Reproduce every entry below precisely; do not include the pictures.

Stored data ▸
::::

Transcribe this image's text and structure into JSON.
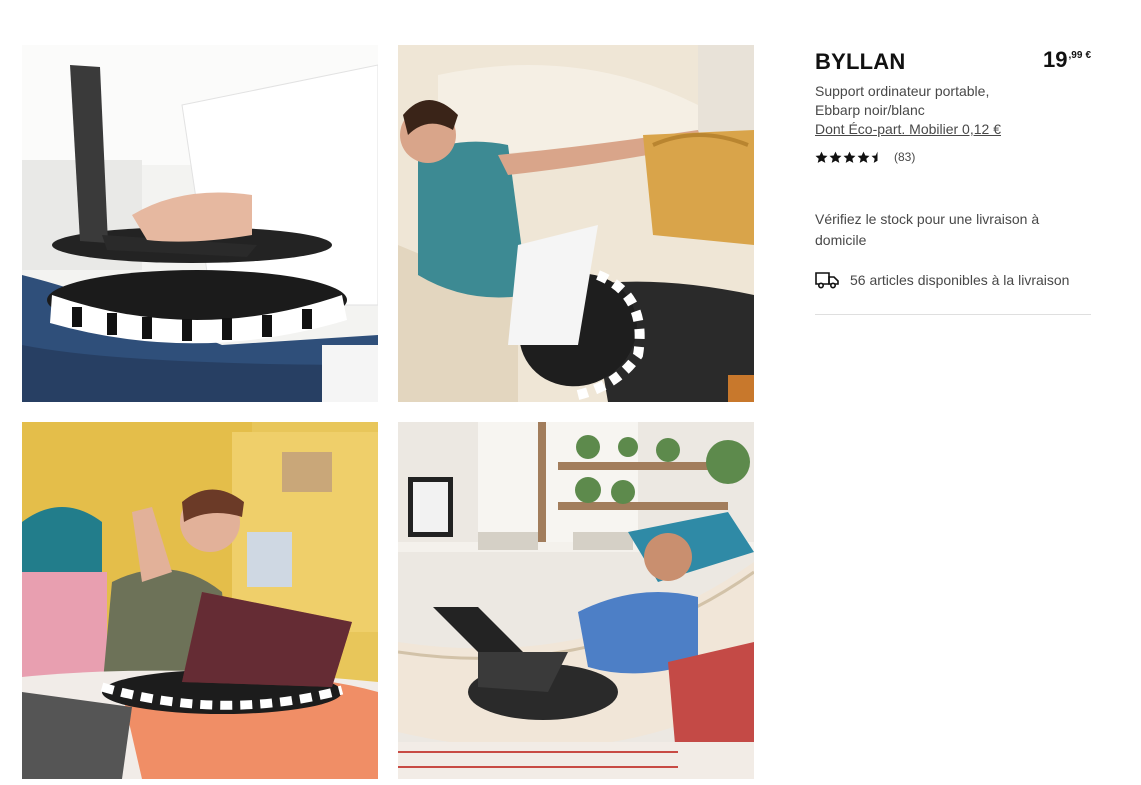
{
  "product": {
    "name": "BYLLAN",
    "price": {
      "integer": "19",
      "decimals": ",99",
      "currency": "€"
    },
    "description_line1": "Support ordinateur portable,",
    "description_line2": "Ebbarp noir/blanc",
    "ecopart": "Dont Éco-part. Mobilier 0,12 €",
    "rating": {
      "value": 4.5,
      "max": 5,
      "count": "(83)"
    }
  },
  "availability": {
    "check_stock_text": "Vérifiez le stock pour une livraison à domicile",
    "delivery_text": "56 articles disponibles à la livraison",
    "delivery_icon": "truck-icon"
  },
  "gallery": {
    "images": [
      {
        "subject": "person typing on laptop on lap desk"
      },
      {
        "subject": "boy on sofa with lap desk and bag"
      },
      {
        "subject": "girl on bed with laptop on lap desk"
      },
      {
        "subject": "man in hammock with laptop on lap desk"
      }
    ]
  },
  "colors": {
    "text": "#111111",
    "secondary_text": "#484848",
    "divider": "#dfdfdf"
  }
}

::::

Output ▸
Transcribe this image's text and structure into JSON.
{
  "product": {
    "name": "BYLLAN",
    "price": {
      "integer": "19",
      "decimals": ",99",
      "currency": "€"
    },
    "description_line1": "Support ordinateur portable,",
    "description_line2": "Ebbarp noir/blanc",
    "ecopart": "Dont Éco-part. Mobilier 0,12 €",
    "rating": {
      "value": 4.5,
      "max": 5,
      "count": "(83)"
    }
  },
  "availability": {
    "check_stock_text": "Vérifiez le stock pour une livraison à domicile",
    "delivery_text": "56 articles disponibles à la livraison",
    "delivery_icon": "truck-icon"
  },
  "gallery": {
    "images": [
      {
        "subject": "person typing on laptop on lap desk"
      },
      {
        "subject": "boy on sofa with lap desk and bag"
      },
      {
        "subject": "girl on bed with laptop on lap desk"
      },
      {
        "subject": "man in hammock with laptop on lap desk"
      }
    ]
  },
  "colors": {
    "text": "#111111",
    "secondary_text": "#484848",
    "divider": "#dfdfdf"
  }
}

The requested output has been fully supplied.